→ Directive: Collect each line of the entries that holds the string "Number".
** start Data for processing **
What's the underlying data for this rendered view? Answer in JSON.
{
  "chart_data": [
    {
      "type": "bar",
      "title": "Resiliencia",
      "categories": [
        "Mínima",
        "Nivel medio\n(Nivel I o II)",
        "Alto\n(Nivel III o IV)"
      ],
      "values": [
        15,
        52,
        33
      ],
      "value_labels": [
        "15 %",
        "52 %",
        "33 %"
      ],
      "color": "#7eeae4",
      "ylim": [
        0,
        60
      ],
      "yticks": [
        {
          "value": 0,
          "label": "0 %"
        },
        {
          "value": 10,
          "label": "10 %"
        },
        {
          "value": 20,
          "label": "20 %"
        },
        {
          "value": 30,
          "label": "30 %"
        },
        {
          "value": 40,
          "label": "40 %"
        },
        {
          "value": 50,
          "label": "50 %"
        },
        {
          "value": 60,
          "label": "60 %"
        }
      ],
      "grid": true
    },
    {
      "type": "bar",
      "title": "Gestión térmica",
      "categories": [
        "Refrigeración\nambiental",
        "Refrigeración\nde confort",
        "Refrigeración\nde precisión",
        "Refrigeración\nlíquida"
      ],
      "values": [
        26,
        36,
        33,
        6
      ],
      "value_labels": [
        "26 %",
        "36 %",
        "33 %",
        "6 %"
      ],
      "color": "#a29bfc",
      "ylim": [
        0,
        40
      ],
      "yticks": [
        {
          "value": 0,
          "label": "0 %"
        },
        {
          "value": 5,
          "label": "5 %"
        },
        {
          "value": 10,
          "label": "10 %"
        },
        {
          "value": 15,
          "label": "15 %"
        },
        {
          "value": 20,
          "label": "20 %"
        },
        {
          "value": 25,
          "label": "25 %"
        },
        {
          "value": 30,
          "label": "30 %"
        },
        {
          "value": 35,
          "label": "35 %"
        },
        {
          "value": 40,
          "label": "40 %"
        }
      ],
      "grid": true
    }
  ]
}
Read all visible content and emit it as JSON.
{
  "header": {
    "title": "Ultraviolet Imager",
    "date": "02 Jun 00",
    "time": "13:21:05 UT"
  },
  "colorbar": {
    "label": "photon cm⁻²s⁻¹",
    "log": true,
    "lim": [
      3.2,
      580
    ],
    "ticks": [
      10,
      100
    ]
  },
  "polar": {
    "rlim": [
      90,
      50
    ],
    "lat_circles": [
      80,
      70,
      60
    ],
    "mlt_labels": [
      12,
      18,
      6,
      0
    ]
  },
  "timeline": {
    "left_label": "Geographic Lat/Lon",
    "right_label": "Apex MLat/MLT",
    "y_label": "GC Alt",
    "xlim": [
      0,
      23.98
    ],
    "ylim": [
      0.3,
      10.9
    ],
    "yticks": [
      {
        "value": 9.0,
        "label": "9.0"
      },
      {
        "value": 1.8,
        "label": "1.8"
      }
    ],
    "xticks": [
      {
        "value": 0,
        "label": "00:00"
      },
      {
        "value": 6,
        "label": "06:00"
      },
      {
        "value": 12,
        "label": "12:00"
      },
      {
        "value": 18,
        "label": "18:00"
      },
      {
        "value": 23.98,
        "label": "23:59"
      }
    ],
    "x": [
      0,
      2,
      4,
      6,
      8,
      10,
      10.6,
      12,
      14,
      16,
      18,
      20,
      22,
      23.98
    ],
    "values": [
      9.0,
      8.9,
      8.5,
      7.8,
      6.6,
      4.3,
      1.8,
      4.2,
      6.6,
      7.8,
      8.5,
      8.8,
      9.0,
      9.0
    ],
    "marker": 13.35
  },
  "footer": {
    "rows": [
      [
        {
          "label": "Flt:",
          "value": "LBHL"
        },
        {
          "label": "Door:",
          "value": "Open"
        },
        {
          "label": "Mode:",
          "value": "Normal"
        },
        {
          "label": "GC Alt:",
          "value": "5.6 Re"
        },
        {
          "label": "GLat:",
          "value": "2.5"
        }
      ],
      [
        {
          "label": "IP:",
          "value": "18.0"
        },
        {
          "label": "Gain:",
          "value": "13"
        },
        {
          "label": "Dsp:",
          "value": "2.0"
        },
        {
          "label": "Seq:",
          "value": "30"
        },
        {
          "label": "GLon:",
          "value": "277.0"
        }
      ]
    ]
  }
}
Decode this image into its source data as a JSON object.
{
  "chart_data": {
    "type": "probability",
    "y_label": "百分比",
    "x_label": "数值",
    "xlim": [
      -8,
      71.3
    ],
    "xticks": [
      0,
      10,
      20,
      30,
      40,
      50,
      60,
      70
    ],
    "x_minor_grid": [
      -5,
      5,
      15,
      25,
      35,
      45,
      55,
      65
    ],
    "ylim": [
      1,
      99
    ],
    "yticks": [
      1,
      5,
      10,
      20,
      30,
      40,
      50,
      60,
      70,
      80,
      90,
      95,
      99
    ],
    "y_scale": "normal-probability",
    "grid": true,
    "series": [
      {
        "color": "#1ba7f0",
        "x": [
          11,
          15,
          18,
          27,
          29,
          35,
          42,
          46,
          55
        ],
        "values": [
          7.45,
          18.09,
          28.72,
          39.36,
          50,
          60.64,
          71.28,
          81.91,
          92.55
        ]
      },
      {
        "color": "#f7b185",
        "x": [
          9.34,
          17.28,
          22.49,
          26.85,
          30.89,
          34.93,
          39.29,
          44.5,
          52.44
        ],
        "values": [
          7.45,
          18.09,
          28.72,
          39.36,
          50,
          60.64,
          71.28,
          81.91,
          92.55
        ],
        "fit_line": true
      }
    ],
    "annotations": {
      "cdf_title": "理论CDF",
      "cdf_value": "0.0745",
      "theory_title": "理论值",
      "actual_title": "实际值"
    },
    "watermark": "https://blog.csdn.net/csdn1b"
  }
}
** end Data for processing **
** start Data for processing **
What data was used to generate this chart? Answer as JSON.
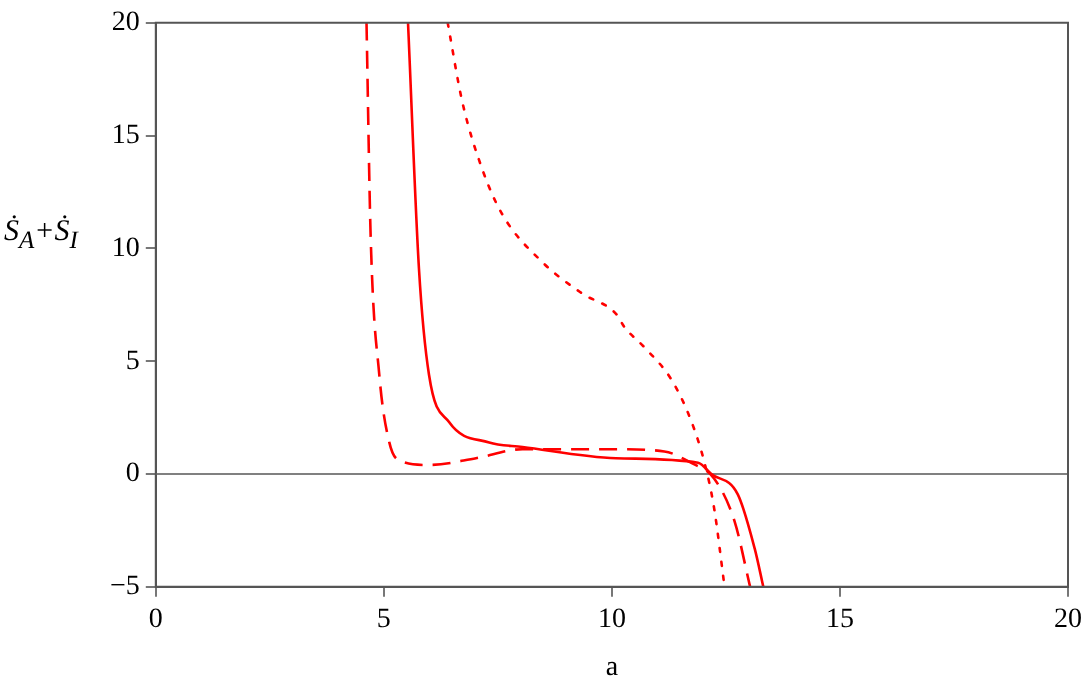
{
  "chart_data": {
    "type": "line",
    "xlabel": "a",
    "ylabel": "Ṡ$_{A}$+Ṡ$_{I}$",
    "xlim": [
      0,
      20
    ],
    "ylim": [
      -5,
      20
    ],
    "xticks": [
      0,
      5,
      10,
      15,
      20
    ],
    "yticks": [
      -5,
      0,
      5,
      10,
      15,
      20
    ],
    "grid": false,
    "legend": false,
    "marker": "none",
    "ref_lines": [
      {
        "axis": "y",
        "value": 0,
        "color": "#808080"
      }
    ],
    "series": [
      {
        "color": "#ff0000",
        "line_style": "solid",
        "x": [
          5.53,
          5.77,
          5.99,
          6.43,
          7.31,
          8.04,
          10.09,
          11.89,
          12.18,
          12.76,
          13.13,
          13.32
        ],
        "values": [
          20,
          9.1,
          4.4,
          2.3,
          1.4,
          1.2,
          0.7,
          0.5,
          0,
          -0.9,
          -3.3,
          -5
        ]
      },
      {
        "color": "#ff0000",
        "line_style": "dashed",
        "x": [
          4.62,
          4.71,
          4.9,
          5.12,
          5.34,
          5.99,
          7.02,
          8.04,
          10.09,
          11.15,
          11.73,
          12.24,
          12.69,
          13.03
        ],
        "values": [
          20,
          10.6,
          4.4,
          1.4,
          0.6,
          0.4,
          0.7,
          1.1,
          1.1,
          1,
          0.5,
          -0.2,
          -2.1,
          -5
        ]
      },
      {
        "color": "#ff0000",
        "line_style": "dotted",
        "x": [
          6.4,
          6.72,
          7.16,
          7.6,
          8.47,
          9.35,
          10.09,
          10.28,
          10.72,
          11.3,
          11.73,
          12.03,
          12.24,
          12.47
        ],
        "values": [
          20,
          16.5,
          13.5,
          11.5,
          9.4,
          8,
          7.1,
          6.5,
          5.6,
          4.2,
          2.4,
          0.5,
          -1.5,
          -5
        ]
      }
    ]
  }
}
** end Data for processing **
** start Data for processing **
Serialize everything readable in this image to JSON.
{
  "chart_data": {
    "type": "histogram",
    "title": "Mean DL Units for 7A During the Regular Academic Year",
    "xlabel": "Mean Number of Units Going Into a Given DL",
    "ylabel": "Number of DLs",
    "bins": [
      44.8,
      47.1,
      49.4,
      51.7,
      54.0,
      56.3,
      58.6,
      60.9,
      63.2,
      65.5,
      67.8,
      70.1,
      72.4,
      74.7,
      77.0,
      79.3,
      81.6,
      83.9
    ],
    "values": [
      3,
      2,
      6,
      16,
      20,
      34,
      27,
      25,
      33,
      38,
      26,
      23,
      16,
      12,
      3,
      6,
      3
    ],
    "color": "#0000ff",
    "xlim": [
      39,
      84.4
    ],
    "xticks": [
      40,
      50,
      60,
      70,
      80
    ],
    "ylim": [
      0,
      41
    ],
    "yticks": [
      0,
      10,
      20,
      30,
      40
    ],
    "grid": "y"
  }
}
** end Data for processing **
→ Task response:
    "xlabel": "Mean Number of Units Going Into a Given DL",
    "ylabel": "Number of DLs",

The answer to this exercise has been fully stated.